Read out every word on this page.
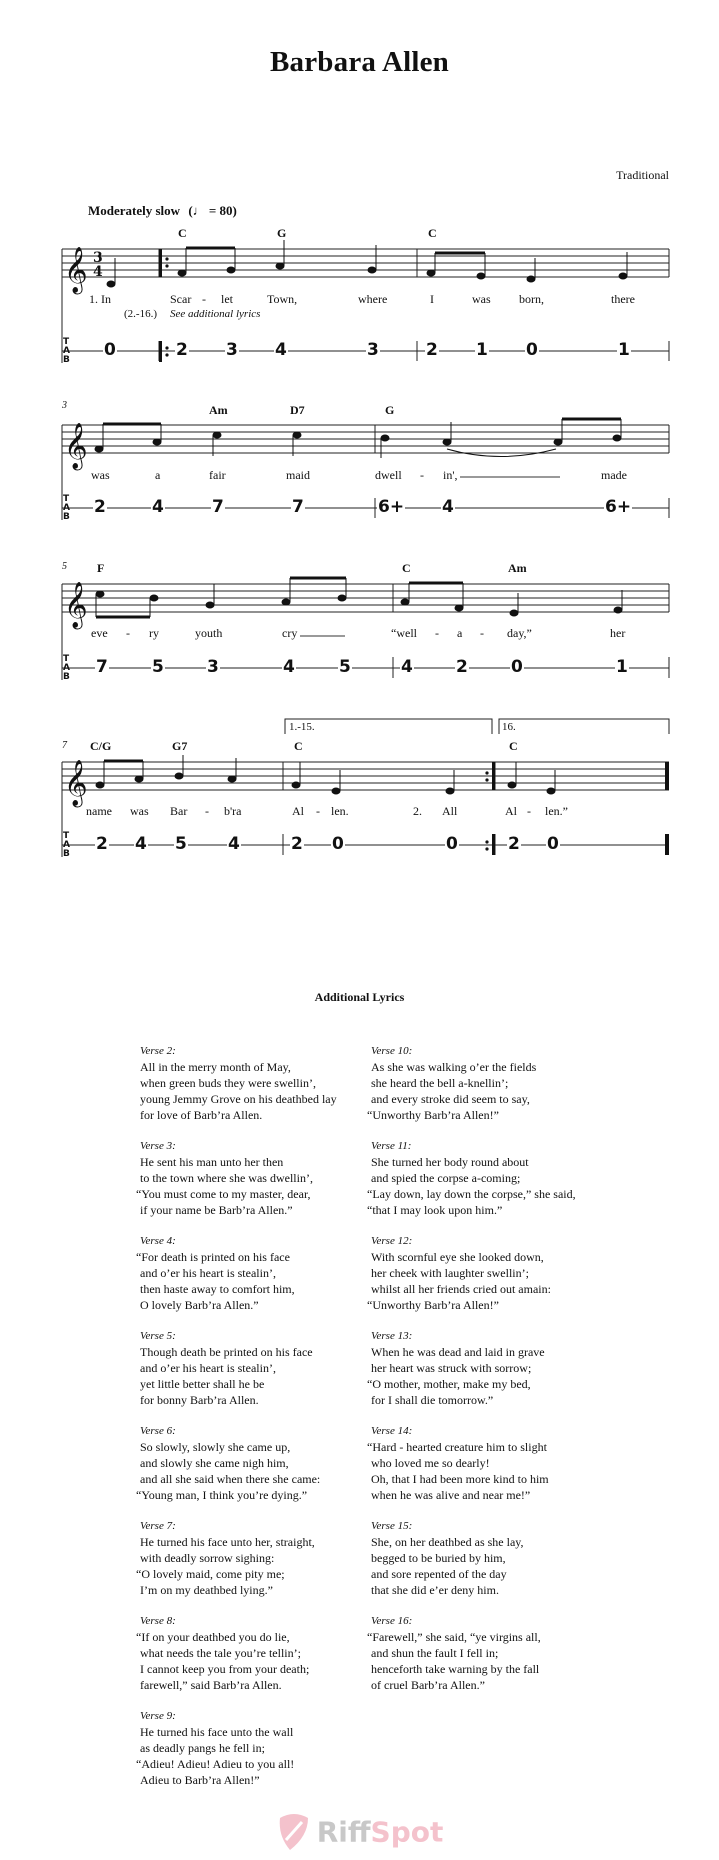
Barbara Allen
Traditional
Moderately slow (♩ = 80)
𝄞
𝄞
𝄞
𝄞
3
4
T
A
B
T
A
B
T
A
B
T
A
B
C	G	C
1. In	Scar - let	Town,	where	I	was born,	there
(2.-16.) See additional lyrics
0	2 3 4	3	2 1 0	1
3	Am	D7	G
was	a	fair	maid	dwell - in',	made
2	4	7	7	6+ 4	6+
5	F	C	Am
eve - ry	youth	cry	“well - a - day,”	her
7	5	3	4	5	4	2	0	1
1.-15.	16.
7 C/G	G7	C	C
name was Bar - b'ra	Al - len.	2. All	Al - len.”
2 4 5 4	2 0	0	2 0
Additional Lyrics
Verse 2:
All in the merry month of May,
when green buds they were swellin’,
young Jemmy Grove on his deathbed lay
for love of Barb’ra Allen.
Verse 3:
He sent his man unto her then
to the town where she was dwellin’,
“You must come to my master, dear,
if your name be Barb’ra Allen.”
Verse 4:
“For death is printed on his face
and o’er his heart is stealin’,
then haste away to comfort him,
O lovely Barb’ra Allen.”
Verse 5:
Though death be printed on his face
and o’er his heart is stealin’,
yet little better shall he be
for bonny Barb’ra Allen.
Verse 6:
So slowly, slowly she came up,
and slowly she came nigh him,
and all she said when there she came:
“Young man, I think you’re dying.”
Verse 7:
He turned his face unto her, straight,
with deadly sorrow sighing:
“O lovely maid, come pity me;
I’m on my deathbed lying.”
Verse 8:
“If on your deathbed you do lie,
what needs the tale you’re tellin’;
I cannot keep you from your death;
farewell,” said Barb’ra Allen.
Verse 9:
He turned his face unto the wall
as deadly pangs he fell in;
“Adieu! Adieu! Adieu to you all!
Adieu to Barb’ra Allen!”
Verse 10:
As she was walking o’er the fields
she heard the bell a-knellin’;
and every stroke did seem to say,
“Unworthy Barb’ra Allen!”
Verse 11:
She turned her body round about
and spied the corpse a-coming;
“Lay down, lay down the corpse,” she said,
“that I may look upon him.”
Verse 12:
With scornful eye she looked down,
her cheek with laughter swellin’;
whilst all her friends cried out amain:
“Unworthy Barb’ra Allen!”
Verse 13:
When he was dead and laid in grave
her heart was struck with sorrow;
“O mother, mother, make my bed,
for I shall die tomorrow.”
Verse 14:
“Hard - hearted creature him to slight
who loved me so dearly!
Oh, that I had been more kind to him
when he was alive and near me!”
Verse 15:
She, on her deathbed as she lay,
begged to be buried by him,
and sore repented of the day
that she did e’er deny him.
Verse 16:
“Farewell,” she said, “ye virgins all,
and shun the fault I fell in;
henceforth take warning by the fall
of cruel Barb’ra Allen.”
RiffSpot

━━━

Determine the number of lines in the entries above where the string "fell" appears. Answer with the number alone.

## PROBLEM SOLUTION
2